* The tasks *
**1)** In the article on coal and natural gas below, reproduce verbatim the passage from "Tierney said that" to "repeated next year.".
**2)** Translate this sentence from the article on coal and natural gas below into Spanish: "AEP’s coal inventory fell from 48 days at the end of the second quarter to 45 days at the end of the third quarter."

* Quoted passage *
----------

Coal

Economics Favor Natural Gas Even as Coal Burn Rebounds


Natural gas–fired generation gave up some ground to coal during the third quarter, and coal producers are optimistic that higher natural gas prices in recent weeks will benefit coal, especially coal sourced from the Powder River Basin in Wyoming. Even so, at least one Midwest utility expects natural gas to power what could be as much as 1,500 MW of new generating capacity it may add over the next several years.

“Overall, our generation from natural gas has increased approximately 50% year-to-date,” said Brian X. Tierney, CFO of American Electric Power (AEP) during the company’s third-quarter earnings conference call. With the addition of the Dresden gas-fired facility to AEP’s existing Waterford and Lawrenceburg plants, the utility’s East combined cycle generation was up 114% for the quarter and 160% for the year-to-date period.

Tierney said that with year-to-date capacity factors for those plants approaching 70% and with the recent increases in forward natural gas prices, the ability for more coal-to-gas switching within the company’s eastern fleet is minimal. “Because of the hot weather, our coal units were in more in the third quarter than in the second quarter,” Tierney said. AEP’s coal inventory fell from 48 days at the end of the second quarter to 45 days at the end of the third quarter. Still, this is higher than AEP would like: The utility’s target is 35 to 40 days.

Jack A. Fusco, CEO and president of Calpine, said that gas futures prices for 2013 suggest some continued coal-to-gas switching in the East, but probably none in Texas. As a result, this year’s strong showing by the company’s natural gas–fired generating assets seems unlikely to be repeated next year.

----------

* Information supplied *
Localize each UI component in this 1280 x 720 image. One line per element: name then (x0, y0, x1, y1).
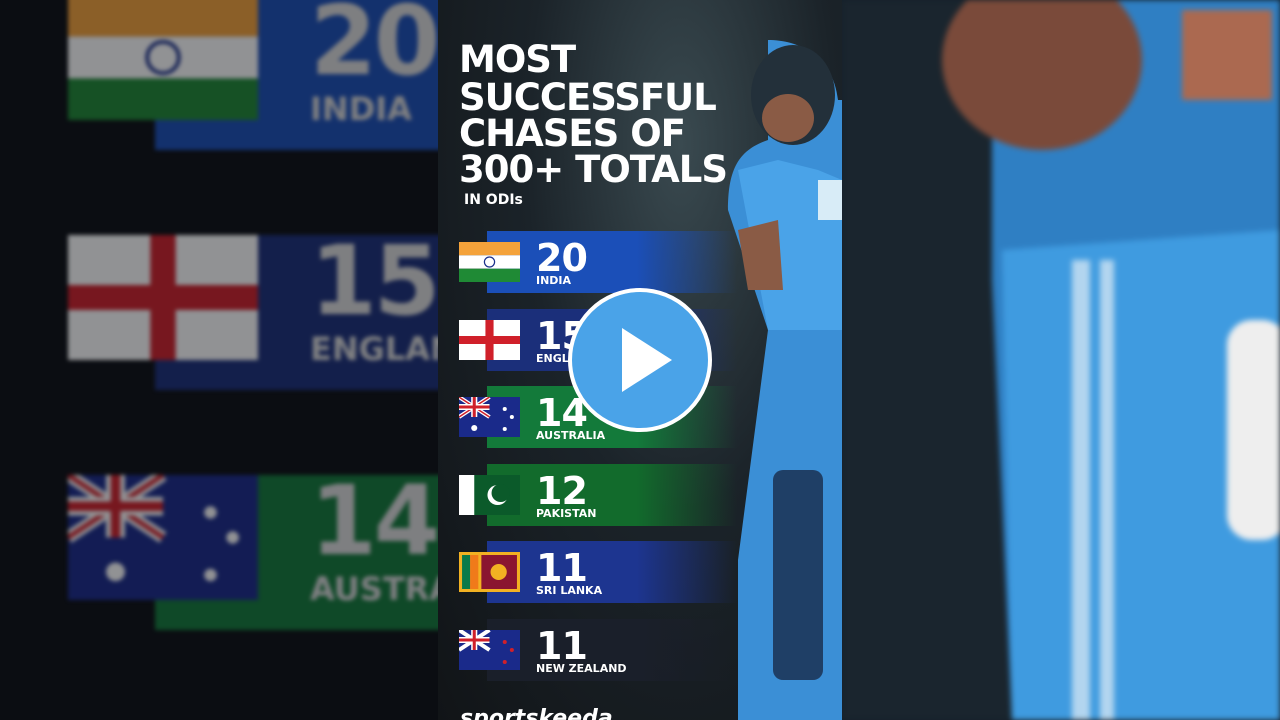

----------

* Task-by-task solutions *
**1)**
Tierney said that with year-to-date capacity factors for those plants approaching 70% and with the recent increases in forward natural gas prices, the ability for more coal-to-gas switching within the company’s eastern fleet is minimal. “Because of the hot weather, our coal units were in more in the third quarter than in the second quarter,” Tierney said. AEP’s coal inventory fell from 48 days at the end of the second quarter to 45 days at the end of the third quarter. Still, this is higher than AEP would like: The utility’s target is 35 to 40 days.

Jack A. Fusco, CEO and president of Calpine, said that gas futures prices for 2013 suggest some continued coal-to-gas switching in the East, but probably none in Texas. As a result, this year’s strong showing by the company’s natural gas–fired generating assets seems unlikely to be repeated next year.

**2)** El inventario de carbón de AEP bajó de 48 días al final del segundo trimestre a 45 días al final del tercer trimestre.